- Schriftliche Aufgabe A:
Beantworte anhand des Seitenauszugs:
(i) Welches Aktenzeichen trägt der BFH-Beschluss?
(ii) Welche Vorschriften der FGO werden angeführt?
(iii) Wie hat der BFH über das Aussetzungsbegehren der Antragstellerin entschieden?
- Schriftliche Aufgabe B:
Gib aus dem Seitenauszug den Abschnitt unverändert wieder, der mit den Worten beginnt, die „Kurzbesprechung“ enthalten, und mit „der Antragstellerin stattgegeben.“ schließt.

- Seitenauszug:
========

03.07.2025

Werterhöhung von Anteilen an einer Kapitalgesellschaft

Es ist bei summarischer Prüfung ernstlich zweifelhaft, ob Leistungen eines Gesellschafters in die Kapitalrücklage einer GmbH zu einer steuerbaren Werterhöhung der Anteile der Mitgesellschafter im Sinne des § 7 Abs. 8 Satz 1 des Erbschaftsteuer- und Schenkungsteuergesetzes führen, wenn die Gesellschafter vereinbaren, dass die Einzahlungen dem jeweils leistenden Gesellschafter zugeordnet werden.

Kurzbesprechung
BFH-Beschluss v. 6.6.2025 - II B 43/24 (AdV)

ErbStG § 7 Abs 8 S 1
FGO § 69 Abs 2, FGO § 69 Abs 3
ErbStR 2019 R E7.5 Abs 11 S 13


Im Streitfall ging es im Rahmen der summarischen Prüfung des Verfahrens über die Aussetzung der Vollziehung um die Frage, ob Leistungen eines Gesellschafters in die Kapitalrücklage einer GmbH zu einer steuerbaren Werterhöhung der Anteile der Mitgesellschafter im Sinne des § 7 Abs. 8 Satz 1 ErbStG führen, wenn die Gesellschafter vereinbaren, dass die Einzahlungen dem jeweils leistenden Gesellschafter zugeordnet werden. Der BFH hat hieran ernstliche Zweifel und daher dem Aussetzungsbegehren der Antragstellerin stattgegeben.

========

- Rohdaten:

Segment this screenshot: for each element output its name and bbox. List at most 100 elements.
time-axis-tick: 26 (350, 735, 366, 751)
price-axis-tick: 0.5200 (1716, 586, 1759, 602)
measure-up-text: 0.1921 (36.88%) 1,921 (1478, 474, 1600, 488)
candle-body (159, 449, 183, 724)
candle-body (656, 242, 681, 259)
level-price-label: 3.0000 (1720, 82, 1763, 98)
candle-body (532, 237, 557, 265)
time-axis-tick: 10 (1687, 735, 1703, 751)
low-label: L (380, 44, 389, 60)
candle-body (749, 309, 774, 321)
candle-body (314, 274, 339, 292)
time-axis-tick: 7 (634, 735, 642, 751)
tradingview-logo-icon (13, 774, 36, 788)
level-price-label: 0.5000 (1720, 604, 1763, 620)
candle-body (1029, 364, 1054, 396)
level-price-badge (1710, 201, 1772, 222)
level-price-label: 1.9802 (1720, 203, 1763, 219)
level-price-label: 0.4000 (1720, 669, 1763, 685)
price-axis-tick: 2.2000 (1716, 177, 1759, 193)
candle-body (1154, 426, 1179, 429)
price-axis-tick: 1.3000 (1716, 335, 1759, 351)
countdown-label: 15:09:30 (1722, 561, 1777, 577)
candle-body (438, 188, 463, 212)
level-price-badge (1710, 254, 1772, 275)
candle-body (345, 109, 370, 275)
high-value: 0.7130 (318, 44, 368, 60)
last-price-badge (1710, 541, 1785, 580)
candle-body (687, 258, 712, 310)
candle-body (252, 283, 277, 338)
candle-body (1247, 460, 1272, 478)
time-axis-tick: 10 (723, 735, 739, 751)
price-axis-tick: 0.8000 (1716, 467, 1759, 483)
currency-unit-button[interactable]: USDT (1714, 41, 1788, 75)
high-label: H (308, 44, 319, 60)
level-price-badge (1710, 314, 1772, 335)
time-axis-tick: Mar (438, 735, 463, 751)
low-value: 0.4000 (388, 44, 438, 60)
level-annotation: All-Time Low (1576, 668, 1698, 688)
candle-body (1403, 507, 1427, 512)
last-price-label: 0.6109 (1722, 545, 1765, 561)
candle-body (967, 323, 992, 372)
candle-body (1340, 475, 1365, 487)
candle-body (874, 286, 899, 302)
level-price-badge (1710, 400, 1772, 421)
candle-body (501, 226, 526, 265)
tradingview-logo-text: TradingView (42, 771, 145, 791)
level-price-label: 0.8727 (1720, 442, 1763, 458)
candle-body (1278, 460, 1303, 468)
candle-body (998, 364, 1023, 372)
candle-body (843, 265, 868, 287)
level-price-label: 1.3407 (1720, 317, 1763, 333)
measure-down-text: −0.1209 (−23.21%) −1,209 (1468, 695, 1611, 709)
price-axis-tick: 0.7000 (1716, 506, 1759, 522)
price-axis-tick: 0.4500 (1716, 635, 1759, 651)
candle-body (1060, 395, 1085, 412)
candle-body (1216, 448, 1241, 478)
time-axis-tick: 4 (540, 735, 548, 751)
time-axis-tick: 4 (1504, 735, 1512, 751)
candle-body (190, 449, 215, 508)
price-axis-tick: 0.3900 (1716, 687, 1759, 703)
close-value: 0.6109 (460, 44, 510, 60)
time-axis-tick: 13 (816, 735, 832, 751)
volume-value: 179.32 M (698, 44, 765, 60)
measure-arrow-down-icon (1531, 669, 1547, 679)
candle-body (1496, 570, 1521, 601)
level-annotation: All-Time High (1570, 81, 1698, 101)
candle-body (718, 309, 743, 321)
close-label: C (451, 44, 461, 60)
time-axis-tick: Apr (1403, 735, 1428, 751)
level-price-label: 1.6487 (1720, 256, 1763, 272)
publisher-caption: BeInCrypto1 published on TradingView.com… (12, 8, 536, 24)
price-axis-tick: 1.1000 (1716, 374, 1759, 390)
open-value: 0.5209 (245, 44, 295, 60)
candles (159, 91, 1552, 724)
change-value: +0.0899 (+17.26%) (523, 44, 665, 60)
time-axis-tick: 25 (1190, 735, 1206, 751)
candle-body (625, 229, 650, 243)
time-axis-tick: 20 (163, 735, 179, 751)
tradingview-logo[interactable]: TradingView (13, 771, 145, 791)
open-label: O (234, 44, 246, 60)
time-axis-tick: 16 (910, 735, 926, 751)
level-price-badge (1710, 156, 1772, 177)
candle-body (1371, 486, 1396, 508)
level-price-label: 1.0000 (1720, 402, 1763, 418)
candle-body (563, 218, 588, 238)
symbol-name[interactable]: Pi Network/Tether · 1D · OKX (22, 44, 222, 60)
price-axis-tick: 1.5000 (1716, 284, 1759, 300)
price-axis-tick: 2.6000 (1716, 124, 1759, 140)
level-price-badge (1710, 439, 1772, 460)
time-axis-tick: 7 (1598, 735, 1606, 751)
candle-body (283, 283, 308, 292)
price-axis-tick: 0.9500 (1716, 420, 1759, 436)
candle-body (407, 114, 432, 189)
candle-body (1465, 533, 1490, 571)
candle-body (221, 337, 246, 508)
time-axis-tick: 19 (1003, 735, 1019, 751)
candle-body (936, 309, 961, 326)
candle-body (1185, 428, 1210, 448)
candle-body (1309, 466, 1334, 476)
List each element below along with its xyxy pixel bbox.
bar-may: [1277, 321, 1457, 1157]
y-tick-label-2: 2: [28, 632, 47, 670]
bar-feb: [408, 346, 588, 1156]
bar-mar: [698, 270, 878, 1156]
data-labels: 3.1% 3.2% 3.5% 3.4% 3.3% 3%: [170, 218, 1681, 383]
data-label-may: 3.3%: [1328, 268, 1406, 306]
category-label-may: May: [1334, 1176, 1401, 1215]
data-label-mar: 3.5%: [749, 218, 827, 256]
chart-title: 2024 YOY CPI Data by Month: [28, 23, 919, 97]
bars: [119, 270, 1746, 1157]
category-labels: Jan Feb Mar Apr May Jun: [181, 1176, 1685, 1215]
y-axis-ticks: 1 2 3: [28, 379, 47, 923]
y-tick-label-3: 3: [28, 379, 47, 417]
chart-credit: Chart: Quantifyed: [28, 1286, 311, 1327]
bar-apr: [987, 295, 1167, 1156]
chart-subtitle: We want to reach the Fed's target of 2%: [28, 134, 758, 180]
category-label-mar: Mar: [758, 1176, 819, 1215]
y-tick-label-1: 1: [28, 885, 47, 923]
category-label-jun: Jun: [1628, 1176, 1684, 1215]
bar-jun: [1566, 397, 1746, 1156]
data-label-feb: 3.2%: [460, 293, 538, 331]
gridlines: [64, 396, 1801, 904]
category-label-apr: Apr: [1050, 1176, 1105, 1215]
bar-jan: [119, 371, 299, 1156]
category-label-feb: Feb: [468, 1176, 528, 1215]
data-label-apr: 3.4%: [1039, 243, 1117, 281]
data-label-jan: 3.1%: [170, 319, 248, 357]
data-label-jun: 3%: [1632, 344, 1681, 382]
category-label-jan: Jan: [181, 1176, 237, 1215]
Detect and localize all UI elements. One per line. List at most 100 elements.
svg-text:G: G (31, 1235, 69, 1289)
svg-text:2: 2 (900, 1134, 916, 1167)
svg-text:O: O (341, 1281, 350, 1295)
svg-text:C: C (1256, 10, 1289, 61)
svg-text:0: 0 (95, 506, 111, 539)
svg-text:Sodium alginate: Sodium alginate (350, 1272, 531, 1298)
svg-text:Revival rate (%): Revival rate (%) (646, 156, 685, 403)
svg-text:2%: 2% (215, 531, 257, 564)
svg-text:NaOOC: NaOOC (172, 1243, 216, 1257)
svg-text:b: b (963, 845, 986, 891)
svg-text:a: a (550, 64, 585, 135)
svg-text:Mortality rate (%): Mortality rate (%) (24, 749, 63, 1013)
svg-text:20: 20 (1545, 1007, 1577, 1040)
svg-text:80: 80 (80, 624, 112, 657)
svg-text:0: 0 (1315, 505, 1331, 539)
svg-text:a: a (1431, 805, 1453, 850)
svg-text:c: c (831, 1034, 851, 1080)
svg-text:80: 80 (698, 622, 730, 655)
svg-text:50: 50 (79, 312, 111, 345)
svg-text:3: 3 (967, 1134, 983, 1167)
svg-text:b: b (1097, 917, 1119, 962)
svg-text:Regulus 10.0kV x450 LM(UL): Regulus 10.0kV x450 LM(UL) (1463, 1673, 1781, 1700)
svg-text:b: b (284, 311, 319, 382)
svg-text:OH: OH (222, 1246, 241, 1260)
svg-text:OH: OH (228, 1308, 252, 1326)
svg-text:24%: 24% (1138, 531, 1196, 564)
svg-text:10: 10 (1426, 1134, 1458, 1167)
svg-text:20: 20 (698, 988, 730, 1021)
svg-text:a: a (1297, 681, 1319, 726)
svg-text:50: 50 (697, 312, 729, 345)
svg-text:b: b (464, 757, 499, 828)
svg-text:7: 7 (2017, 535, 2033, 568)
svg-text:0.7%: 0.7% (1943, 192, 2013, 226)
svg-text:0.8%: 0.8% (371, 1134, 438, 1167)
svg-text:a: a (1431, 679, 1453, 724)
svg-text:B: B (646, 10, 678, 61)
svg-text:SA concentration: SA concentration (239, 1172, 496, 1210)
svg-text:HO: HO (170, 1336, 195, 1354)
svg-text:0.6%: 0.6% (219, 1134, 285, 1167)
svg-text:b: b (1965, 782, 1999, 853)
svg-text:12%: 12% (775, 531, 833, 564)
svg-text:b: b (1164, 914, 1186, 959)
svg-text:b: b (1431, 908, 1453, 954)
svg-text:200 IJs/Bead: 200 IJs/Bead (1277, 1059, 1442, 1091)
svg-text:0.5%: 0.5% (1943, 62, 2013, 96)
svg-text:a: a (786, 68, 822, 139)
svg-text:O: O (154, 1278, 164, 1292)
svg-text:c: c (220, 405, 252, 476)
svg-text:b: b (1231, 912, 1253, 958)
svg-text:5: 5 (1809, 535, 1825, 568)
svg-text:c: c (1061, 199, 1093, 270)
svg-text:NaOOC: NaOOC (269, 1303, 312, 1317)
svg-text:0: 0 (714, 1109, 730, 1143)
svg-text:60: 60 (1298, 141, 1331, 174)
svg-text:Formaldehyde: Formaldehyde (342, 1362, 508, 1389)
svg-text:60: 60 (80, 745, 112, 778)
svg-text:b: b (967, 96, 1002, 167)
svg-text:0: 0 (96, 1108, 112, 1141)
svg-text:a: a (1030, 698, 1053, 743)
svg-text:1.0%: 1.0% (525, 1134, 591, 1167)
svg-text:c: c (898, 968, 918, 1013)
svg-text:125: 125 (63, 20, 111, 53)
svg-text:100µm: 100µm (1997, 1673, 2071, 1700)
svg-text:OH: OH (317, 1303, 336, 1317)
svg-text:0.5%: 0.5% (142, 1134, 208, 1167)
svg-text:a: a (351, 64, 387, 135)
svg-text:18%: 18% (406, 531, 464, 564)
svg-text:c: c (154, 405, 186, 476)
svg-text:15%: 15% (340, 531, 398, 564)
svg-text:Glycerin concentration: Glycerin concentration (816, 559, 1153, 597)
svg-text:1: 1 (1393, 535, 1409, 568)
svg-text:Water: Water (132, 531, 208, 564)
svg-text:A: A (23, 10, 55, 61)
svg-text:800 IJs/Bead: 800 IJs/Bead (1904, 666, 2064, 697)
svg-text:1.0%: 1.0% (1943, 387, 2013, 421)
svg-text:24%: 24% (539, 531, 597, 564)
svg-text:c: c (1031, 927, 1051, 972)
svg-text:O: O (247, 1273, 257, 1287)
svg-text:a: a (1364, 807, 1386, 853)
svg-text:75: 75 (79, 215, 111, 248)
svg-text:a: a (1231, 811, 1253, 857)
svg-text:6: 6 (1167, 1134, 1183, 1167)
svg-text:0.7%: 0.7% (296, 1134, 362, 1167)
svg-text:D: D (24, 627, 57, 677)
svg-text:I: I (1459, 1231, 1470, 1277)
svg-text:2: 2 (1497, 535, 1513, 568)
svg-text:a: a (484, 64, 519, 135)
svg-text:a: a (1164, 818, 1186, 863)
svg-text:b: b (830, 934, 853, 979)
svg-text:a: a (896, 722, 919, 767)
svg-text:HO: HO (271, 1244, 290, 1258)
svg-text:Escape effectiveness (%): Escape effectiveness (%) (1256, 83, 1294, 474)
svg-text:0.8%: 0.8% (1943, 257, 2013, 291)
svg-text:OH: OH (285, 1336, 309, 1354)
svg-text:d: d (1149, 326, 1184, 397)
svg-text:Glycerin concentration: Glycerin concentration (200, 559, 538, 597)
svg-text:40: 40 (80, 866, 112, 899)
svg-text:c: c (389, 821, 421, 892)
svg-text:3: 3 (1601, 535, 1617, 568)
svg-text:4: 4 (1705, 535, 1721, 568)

========

- Ergebnis A:
(i) II B 43/24 (AdV)
(ii) § 69 Abs 2 und § 69 Abs 3 FGO
(iii) Er hat ihm stattgegeben.

- Ergebnis B:
Kurzbesprechung
BFH-Beschluss v. 6.6.2025 - II B 43/24 (AdV)

ErbStG § 7 Abs 8 S 1
FGO § 69 Abs 2, FGO § 69 Abs 3
ErbStR 2019 R E7.5 Abs 11 S 13


Im Streitfall ging es im Rahmen der summarischen Prüfung des Verfahrens über die Aussetzung der Vollziehung um die Frage, ob Leistungen eines Gesellschafters in die Kapitalrücklage einer GmbH zu einer steuerbaren Werterhöhung der Anteile der Mitgesellschafter im Sinne des § 7 Abs. 8 Satz 1 ErbStG führen, wenn die Gesellschafter vereinbaren, dass die Einzahlungen dem jeweils leistenden Gesellschafter zugeordnet werden. Der BFH hat hieran ernstliche Zweifel und daher dem Aussetzungsbegehren der Antragstellerin stattgegeben.